### Stated problem
Collect all lines below with the string "management".

### Extracted entries
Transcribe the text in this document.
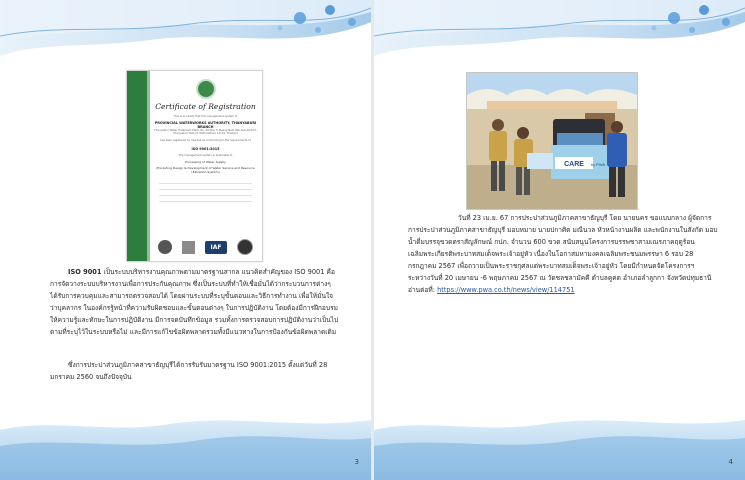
Certificate of Registration
This is to certify that the management system of
PROVINCIAL WATERWORKS AUTHORITY, THANYABURI BRANCH
Thanyaburi Water Treatment Plant, No. 29 Moo 5, Bueng Nam Rak Sub-District,
Thanyaburi District, Pathumthani 12110, Thailand
has been registered by Intertek as conforming to the requirements of
ISO 9001:2015
The management system is applicable to
Processing of Water Supply
(Excluding Design & Development of Water Service and Resource Utilization System)
IAF
ISO 9001 เป็นระบบบริหารงานคุณภาพตามมาตรฐานสากล แนวคิดสำคัญของ ISO 9001 คือ การจัดวางระบบบริหารงานเพื่อการประกันคุณภาพ ซึ่งเป็นระบบที่ทำให้เชื่อมั่นได้ว่ากระบวนการต่างๆ ได้รับการควบคุมและสามารถตรวจสอบได้ โดยผ่านระบบที่ระบุขั้นตอนและวิธีการทำงาน เพื่อให้มั่นใจว่าบุคลากร ในองค์กรรู้หน้าที่ความรับผิดชอบและขั้นตอนต่างๆ ในการปฏิบัติงาน โดยต้องมีการฝึกอบรมให้ความรู้และทักษะในการปฏิบัติงาน มีการจดบันทึกข้อมูล รวมทั้งการตรวจสอบการปฏิบัติงานว่าเป็นไปตามที่ระบุไว้ในระบบหรือไม่ และมีการแก้ไขข้อผิดพลาดรวมทั้งมีแนวทางในการป้องกันข้อผิดพลาดเดิม
ซึ่งการประปาส่วนภูมิภาคสาขาธัญบุรีได้การรับรับมาตรฐาน ISO 9001:2015 ตั้งแต่วันที่ 28 มกราคม 2560 จนถึงปัจจุบัน
3
CARE by PWA
วันที่ 23 เม.ย. 67 การประปาส่วนภูมิภาคสาขาธัญบุรี โดย นายนคร ขอแบบกลาง ผู้จัดการการประปาส่วนภูมิภาคสาขาธัญบุรี มอบหมาย นายปกาศิต มณีนวล หัวหน้างานผลิต และพนักงานในสังกัด มอบน้ำดื่มบรรจุขวดตราสัญลักษณ์ กปภ. จำนวน 600 ขวด สนับสนุนโครงการบรรพชาสามเณรภาคฤดูร้อน เฉลิมพระเกียรติพระบาทสมเด็จพระเจ้าอยู่หัว เนื่องในโอกาสมหามงคลเฉลิมพระชนมพรรษา 6 รอบ 28 กรกฎาคม 2567 เพื่อถวายเป็นพระราชกุศลแด่พระบาทสมเด็จพระเจ้าอยู่หัว โดยมีกำหนดจัดโครงการฯ ระหว่างวันที่ 20 เมษายน -6 พฤษภาคม 2567 ณ วัดชลชลามัคคี ตำบลคูคต อำเภอลำลูกกา จังหวัดปทุมธานี อ่านต่อที่: https://www.pwa.co.th/news/view/114751
4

### Full response
This is to certify that the management system of
The management system is applicable to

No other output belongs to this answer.